→ LISTED RECORDS

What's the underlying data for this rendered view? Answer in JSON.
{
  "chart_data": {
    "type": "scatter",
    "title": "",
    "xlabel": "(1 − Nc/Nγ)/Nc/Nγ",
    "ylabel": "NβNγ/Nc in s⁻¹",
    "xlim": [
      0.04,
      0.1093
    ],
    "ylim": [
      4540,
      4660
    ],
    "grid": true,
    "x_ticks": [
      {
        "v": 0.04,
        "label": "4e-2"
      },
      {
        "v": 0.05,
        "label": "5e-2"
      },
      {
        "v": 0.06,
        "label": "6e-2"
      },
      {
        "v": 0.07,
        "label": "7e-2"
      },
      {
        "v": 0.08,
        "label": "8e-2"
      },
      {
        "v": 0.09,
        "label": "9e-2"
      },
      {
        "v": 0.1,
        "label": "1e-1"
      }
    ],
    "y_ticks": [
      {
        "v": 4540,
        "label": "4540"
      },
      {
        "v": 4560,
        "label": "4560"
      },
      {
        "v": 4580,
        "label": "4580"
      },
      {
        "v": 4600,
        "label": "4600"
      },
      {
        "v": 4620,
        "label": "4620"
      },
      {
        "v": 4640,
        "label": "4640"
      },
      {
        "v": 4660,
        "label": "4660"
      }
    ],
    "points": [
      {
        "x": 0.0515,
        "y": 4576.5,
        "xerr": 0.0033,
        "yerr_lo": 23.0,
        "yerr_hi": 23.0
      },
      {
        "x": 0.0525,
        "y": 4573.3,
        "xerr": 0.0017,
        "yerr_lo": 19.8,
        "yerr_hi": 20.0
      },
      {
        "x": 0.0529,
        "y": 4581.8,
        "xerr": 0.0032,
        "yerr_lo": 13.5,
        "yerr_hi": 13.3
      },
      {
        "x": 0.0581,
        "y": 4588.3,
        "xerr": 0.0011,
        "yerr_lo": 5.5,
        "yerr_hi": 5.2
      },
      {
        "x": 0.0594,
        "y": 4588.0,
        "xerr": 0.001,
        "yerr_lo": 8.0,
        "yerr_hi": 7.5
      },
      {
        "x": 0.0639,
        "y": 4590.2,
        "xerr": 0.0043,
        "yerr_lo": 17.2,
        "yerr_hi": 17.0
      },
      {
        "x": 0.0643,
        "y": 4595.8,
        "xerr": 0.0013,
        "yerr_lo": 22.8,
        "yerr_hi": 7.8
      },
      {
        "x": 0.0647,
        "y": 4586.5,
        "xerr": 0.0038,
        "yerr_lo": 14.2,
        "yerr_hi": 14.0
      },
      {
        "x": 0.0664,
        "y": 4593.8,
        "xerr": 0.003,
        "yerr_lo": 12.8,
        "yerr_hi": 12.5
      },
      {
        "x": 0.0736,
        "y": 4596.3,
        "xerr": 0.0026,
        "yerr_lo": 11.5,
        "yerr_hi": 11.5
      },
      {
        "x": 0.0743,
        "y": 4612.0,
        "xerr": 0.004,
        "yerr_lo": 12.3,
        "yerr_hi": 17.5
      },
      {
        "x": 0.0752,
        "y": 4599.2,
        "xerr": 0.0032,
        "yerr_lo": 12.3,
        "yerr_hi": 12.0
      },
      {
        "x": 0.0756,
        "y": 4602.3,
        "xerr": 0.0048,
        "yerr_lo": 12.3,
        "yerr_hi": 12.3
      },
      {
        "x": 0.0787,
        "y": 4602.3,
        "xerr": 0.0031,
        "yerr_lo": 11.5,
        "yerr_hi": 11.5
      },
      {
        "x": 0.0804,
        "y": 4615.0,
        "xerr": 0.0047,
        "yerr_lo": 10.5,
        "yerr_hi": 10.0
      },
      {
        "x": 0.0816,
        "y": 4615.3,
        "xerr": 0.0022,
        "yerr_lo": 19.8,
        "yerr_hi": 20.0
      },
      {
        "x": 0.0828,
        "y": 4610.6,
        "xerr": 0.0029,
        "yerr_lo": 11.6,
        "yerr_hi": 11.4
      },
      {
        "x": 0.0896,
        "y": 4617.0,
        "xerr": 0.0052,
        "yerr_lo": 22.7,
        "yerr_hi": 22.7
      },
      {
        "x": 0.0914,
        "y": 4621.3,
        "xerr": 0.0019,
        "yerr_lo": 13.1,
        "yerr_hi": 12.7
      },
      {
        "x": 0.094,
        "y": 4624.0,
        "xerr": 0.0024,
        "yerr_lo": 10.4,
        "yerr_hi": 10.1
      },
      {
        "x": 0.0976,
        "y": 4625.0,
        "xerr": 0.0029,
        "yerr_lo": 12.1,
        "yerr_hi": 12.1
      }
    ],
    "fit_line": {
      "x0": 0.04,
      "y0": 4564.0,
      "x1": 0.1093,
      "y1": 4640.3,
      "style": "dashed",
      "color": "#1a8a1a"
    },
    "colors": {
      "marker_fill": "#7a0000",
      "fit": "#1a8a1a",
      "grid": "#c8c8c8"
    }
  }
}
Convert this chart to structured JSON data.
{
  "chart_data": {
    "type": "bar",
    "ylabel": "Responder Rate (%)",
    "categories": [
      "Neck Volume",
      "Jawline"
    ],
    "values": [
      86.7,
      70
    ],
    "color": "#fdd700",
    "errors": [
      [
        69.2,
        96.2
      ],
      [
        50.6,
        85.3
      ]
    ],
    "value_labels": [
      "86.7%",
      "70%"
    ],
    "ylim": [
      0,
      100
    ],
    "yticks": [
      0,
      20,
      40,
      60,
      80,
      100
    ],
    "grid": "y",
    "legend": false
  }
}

→ REQUIREMENT
Only the lines from the one containing "Convert this chart to structured JSON data." through the end of the entries above belong in the answer; repeat them exactly.

→ WRITTEN SOLUTION
Convert this chart to structured JSON data.
{
  "chart_data": {
    "type": "bar",
    "ylabel": "Responder Rate (%)",
    "categories": [
      "Neck Volume",
      "Jawline"
    ],
    "values": [
      86.7,
      70
    ],
    "color": "#fdd700",
    "errors": [
      [
        69.2,
        96.2
      ],
      [
        50.6,
        85.3
      ]
    ],
    "value_labels": [
      "86.7%",
      "70%"
    ],
    "ylim": [
      0,
      100
    ],
    "yticks": [
      0,
      20,
      40,
      60,
      80,
      100
    ],
    "grid": "y",
    "legend": false
  }
}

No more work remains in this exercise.